# Stored entries:
<<<<

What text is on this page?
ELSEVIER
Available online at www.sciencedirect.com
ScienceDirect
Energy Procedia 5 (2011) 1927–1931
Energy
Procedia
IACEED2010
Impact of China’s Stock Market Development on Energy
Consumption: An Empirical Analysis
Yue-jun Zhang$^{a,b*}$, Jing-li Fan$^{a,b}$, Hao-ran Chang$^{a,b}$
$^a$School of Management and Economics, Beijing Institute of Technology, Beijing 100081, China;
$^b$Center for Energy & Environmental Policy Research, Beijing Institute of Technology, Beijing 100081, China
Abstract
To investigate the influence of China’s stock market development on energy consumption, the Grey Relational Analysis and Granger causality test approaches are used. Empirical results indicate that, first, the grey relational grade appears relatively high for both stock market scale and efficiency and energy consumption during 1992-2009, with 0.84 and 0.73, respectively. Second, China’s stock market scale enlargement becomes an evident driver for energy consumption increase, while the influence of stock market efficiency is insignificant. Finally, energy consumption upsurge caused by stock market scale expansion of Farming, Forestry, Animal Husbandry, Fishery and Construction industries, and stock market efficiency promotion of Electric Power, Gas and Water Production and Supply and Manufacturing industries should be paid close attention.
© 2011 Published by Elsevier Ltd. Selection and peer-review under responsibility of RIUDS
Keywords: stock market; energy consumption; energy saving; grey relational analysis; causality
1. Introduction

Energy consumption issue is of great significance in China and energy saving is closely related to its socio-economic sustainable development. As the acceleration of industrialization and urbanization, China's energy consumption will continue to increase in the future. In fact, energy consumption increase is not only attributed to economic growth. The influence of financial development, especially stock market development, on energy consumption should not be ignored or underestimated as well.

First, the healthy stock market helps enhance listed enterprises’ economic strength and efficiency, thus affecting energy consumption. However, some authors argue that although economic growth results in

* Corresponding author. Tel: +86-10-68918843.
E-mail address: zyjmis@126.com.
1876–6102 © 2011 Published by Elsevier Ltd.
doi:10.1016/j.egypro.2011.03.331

>>>>

Quote every line of the data, word for word.

What text is on this page?
ELSEVIER
Available online at www.sciencedirect.com
ScienceDirect
Energy Procedia 5 (2011) 1927–1931
Energy
Procedia
IACEED2010
Impact of China’s Stock Market Development on Energy
Consumption: An Empirical Analysis
Yue-jun Zhang$^{a,b*}$, Jing-li Fan$^{a,b}$, Hao-ran Chang$^{a,b}$
$^a$School of Management and Economics, Beijing Institute of Technology, Beijing 100081, China;
$^b$Center for Energy & Environmental Policy Research, Beijing Institute of Technology, Beijing 100081, China
Abstract
To investigate the influence of China’s stock market development on energy consumption, the Grey Relational Analysis and Granger causality test approaches are used. Empirical results indicate that, first, the grey relational grade appears relatively high for both stock market scale and efficiency and energy consumption during 1992-2009, with 0.84 and 0.73, respectively. Second, China’s stock market scale enlargement becomes an evident driver for energy consumption increase, while the influence of stock market efficiency is insignificant. Finally, energy consumption upsurge caused by stock market scale expansion of Farming, Forestry, Animal Husbandry, Fishery and Construction industries, and stock market efficiency promotion of Electric Power, Gas and Water Production and Supply and Manufacturing industries should be paid close attention.
© 2011 Published by Elsevier Ltd. Selection and peer-review under responsibility of RIUDS
Keywords: stock market; energy consumption; energy saving; grey relational analysis; causality
1. Introduction

Energy consumption issue is of great significance in China and energy saving is closely related to its socio-economic sustainable development. As the acceleration of industrialization and urbanization, China's energy consumption will continue to increase in the future. In fact, energy consumption increase is not only attributed to economic growth. The influence of financial development, especially stock market development, on energy consumption should not be ignored or underestimated as well.

First, the healthy stock market helps enhance listed enterprises’ economic strength and efficiency, thus affecting energy consumption. However, some authors argue that although economic growth results in

* Corresponding author. Tel: +86-10-68918843.
E-mail address: zyjmis@126.com.
1876–6102 © 2011 Published by Elsevier Ltd.
doi:10.1016/j.egypro.2011.03.331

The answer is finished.